Records of where elements appear:
————————

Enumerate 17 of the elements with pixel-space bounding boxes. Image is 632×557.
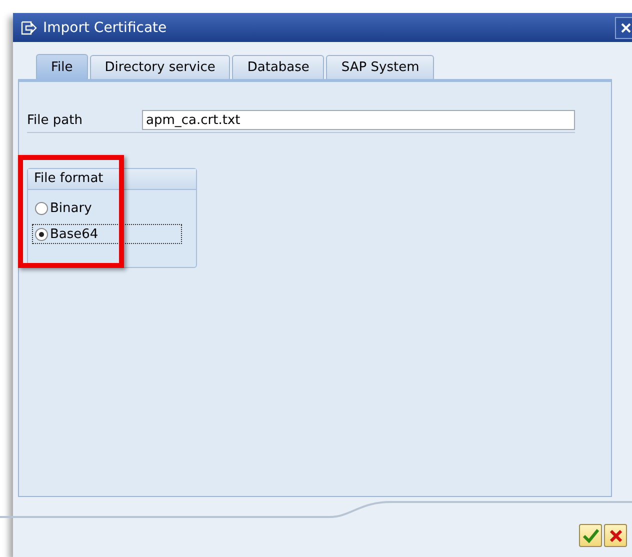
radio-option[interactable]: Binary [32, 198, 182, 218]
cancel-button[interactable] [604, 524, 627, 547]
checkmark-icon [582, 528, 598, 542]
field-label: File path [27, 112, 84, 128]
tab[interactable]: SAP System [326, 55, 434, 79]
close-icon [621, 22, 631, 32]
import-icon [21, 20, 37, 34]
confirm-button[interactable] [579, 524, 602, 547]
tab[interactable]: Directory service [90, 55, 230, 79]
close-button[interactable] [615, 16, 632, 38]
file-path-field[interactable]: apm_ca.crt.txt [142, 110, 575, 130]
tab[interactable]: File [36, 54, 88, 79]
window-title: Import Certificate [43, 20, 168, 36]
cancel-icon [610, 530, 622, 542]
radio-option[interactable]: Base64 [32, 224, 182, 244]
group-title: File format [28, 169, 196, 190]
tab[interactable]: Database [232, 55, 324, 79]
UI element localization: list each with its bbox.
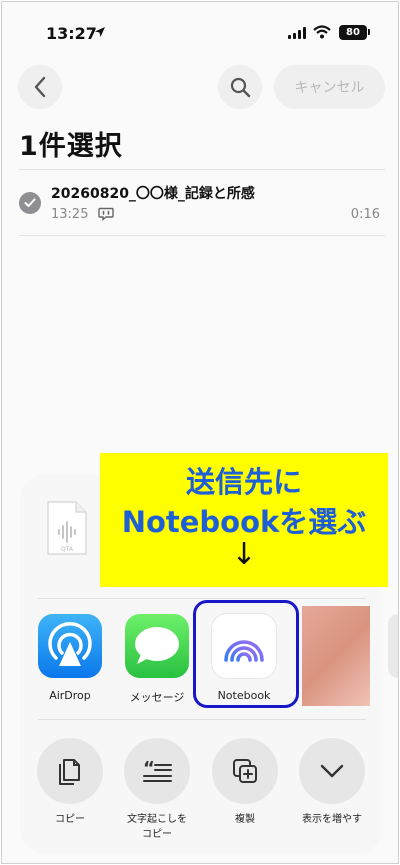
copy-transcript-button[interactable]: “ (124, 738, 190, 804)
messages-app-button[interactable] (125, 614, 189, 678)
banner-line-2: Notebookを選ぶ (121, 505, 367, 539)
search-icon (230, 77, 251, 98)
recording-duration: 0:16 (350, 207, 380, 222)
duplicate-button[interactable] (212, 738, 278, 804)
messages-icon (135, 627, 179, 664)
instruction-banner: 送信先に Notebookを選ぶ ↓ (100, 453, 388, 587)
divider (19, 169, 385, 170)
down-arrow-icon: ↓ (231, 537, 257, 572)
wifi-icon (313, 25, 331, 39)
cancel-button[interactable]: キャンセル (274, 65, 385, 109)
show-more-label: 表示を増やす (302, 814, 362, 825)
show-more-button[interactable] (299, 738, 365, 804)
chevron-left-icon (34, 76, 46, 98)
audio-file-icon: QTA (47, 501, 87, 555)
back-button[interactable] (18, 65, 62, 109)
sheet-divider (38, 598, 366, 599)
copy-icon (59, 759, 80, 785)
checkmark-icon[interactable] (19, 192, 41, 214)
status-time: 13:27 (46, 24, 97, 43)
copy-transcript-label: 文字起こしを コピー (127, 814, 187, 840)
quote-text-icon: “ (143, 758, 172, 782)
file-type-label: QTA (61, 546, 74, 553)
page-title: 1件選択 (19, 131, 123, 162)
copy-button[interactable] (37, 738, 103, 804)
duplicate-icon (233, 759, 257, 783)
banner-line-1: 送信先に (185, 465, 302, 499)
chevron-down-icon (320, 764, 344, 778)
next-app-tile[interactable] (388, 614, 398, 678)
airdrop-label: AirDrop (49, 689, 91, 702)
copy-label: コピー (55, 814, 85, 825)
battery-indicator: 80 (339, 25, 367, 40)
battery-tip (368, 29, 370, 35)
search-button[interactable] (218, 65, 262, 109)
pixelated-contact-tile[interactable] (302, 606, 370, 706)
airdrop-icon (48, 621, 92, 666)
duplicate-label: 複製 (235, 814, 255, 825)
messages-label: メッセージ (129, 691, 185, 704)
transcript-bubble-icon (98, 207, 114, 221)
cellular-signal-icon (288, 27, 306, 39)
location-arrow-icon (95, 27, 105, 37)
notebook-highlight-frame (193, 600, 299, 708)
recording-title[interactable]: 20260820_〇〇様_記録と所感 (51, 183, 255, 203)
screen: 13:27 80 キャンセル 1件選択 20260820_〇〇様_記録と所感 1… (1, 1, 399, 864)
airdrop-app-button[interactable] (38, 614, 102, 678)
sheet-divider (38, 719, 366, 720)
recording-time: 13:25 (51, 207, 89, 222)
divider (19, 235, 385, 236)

————————

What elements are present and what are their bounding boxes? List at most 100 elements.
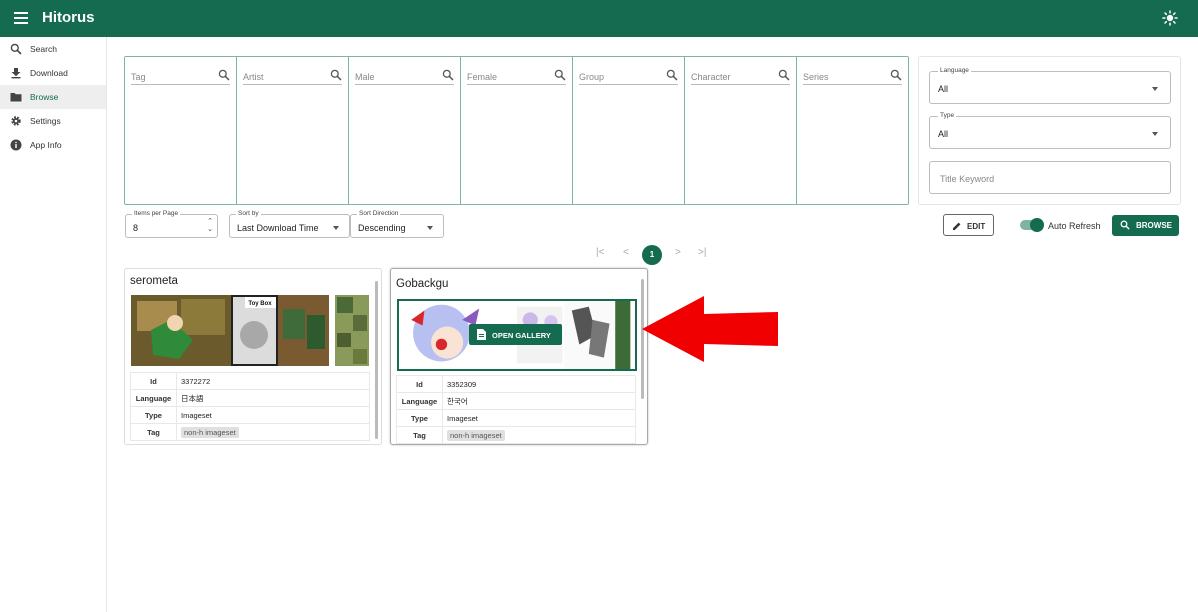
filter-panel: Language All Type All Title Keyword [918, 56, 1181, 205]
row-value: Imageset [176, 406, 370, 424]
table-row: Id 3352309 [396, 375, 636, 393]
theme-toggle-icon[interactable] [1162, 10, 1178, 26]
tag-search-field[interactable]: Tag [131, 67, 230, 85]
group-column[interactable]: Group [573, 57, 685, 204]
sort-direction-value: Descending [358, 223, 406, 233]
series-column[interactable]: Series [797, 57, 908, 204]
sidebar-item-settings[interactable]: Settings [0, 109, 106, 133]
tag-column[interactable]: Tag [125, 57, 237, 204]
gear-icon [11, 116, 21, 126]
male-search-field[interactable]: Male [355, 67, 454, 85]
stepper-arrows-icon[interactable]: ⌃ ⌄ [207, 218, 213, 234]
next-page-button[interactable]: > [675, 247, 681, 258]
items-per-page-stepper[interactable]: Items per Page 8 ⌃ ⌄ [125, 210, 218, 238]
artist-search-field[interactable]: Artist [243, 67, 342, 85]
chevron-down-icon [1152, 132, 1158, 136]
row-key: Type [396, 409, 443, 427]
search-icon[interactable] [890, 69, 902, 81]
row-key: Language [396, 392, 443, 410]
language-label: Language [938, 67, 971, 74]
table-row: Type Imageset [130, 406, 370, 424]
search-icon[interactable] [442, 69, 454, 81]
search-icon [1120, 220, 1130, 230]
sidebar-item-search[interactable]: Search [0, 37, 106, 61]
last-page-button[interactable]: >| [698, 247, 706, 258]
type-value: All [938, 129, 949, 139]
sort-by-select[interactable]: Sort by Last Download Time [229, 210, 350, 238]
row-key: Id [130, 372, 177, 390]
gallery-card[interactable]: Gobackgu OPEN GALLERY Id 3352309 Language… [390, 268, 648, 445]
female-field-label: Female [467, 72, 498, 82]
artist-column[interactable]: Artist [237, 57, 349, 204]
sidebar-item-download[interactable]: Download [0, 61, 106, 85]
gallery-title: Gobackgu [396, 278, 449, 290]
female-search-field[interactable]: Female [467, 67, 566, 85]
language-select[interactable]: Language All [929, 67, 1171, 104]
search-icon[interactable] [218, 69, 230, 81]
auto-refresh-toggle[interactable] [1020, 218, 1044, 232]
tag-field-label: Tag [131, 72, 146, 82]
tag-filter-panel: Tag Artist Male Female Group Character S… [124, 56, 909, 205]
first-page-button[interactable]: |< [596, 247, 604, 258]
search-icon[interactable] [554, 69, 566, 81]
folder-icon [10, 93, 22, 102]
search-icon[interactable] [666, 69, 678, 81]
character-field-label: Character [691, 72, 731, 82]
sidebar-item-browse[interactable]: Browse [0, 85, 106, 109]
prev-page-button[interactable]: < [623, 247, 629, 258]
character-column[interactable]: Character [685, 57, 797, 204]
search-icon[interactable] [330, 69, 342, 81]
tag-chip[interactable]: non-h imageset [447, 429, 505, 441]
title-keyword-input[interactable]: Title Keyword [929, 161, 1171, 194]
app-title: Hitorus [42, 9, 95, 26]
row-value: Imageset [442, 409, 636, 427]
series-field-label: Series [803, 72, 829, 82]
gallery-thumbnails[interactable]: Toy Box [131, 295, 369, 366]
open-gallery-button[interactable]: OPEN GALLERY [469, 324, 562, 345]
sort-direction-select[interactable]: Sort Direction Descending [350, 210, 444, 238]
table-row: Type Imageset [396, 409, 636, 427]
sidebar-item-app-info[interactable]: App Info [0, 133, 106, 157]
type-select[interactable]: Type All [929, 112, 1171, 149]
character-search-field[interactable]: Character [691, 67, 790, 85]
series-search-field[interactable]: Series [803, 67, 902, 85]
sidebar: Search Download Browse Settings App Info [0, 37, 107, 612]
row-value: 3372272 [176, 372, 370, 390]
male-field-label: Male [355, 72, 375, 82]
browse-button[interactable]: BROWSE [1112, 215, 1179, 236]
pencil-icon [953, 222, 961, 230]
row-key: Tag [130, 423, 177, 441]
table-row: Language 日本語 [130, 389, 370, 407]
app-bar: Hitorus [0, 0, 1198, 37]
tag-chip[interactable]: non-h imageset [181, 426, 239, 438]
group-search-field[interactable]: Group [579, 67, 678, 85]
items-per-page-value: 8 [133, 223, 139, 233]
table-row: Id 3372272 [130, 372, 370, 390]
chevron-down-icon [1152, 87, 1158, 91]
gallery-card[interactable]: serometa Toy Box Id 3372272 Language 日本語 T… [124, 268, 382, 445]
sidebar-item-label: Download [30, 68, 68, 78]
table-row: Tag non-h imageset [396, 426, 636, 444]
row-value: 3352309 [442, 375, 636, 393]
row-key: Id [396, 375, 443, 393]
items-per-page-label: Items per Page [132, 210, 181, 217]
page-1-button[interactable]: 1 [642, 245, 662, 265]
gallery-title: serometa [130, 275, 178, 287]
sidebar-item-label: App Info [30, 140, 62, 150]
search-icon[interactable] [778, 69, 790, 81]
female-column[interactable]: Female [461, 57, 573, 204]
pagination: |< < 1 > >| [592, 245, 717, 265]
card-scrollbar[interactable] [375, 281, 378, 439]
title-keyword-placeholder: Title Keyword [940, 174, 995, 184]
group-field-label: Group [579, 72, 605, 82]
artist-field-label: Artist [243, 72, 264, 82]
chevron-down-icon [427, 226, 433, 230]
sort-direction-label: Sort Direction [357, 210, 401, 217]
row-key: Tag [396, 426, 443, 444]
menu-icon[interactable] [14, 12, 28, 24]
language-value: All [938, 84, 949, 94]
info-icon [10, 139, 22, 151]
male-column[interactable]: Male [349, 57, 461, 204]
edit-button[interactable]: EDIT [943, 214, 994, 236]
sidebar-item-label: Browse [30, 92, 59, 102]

————————

Task
Lay out the data lines between the one holding "738, 190, 804)" and the one holding "messages-icon (135, 627, 179, 664)", inclusive, as a JSON list of strings with one string per line and blank lines omitted.

Full answer
[
  "copy-transcript-button[interactable]: “ (124, 738, 190, 804)",
  "messages-app-button[interactable] (125, 614, 189, 678)",
  "banner-line-2: Notebookを選ぶ (121, 505, 367, 539)",
  "search-icon (230, 77, 251, 98)",
  "recording-duration: 0:16 (350, 207, 380, 222)",
  "duplicate-button[interactable] (212, 738, 278, 804)",
  "messages-icon (135, 627, 179, 664)"
]